> Goal of the exercise:
Reproduce the listing word for word. Skip any image.

> Records for the task:
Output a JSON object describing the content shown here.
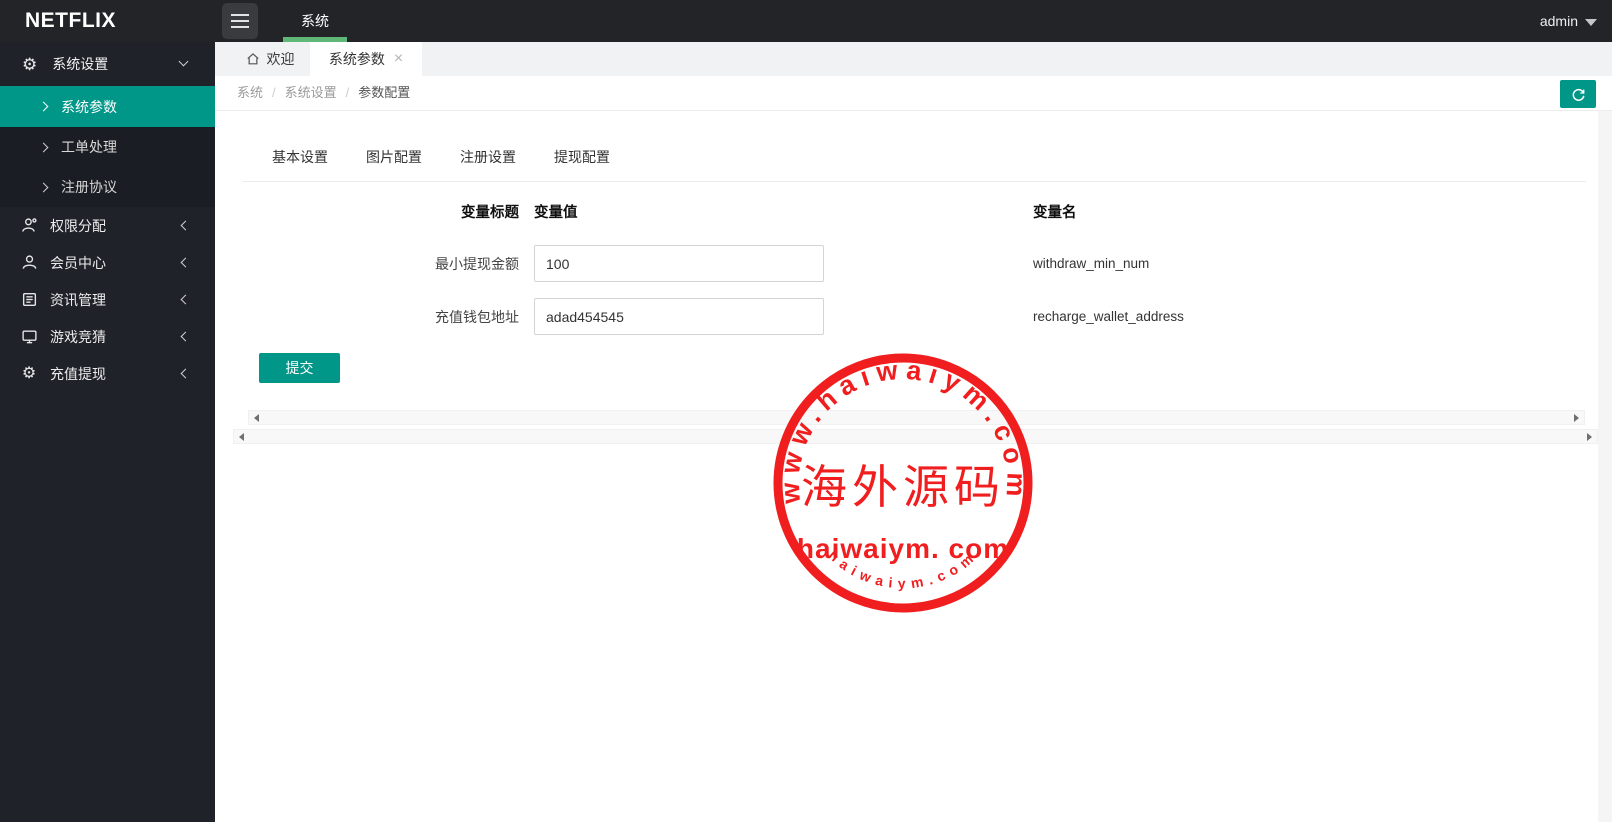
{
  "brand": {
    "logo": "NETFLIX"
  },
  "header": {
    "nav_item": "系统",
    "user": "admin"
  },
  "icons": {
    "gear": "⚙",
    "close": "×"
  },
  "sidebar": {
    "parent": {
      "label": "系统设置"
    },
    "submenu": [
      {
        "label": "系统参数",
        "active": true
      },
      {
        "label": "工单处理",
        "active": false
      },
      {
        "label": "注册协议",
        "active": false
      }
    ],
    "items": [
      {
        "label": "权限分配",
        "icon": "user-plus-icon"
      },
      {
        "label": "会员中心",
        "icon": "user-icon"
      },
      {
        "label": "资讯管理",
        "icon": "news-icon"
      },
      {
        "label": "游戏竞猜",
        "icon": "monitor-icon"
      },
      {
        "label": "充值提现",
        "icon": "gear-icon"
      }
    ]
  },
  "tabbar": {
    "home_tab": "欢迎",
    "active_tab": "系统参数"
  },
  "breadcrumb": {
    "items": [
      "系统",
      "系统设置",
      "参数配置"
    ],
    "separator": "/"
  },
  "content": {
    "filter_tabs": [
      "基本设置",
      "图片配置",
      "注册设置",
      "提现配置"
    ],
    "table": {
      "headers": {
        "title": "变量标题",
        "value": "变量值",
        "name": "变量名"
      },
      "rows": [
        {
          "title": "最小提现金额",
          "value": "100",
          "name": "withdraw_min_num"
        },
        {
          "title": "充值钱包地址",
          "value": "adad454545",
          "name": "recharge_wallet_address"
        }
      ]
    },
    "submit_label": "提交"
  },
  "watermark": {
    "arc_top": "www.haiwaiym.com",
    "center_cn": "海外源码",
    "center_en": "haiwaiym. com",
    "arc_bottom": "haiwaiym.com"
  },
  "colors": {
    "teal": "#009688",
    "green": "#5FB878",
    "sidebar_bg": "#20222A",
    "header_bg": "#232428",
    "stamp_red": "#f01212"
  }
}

> Task answer:
Output a JSON object describing the content shown here.
{
  "brand": {
    "logo": "NETFLIX"
  },
  "header": {
    "nav_item": "系统",
    "user": "admin"
  },
  "icons": {
    "gear": "⚙",
    "close": "×"
  },
  "sidebar": {
    "parent": {
      "label": "系统设置"
    },
    "submenu": [
      {
        "label": "系统参数",
        "active": true
      },
      {
        "label": "工单处理",
        "active": false
      },
      {
        "label": "注册协议",
        "active": false
      }
    ],
    "items": [
      {
        "label": "权限分配",
        "icon": "user-plus-icon"
      },
      {
        "label": "会员中心",
        "icon": "user-icon"
      },
      {
        "label": "资讯管理",
        "icon": "news-icon"
      },
      {
        "label": "游戏竞猜",
        "icon": "monitor-icon"
      },
      {
        "label": "充值提现",
        "icon": "gear-icon"
      }
    ]
  },
  "tabbar": {
    "home_tab": "欢迎",
    "active_tab": "系统参数"
  },
  "breadcrumb": {
    "items": [
      "系统",
      "系统设置",
      "参数配置"
    ],
    "separator": "/"
  },
  "content": {
    "filter_tabs": [
      "基本设置",
      "图片配置",
      "注册设置",
      "提现配置"
    ],
    "table": {
      "headers": {
        "title": "变量标题",
        "value": "变量值",
        "name": "变量名"
      },
      "rows": [
        {
          "title": "最小提现金额",
          "value": "100",
          "name": "withdraw_min_num"
        },
        {
          "title": "充值钱包地址",
          "value": "adad454545",
          "name": "recharge_wallet_address"
        }
      ]
    },
    "submit_label": "提交"
  },
  "watermark": {
    "arc_top": "www.haiwaiym.com",
    "center_cn": "海外源码",
    "center_en": "haiwaiym. com",
    "arc_bottom": "haiwaiym.com"
  },
  "colors": {
    "teal": "#009688",
    "green": "#5FB878",
    "sidebar_bg": "#20222A",
    "header_bg": "#232428",
    "stamp_red": "#f01212"
  }
}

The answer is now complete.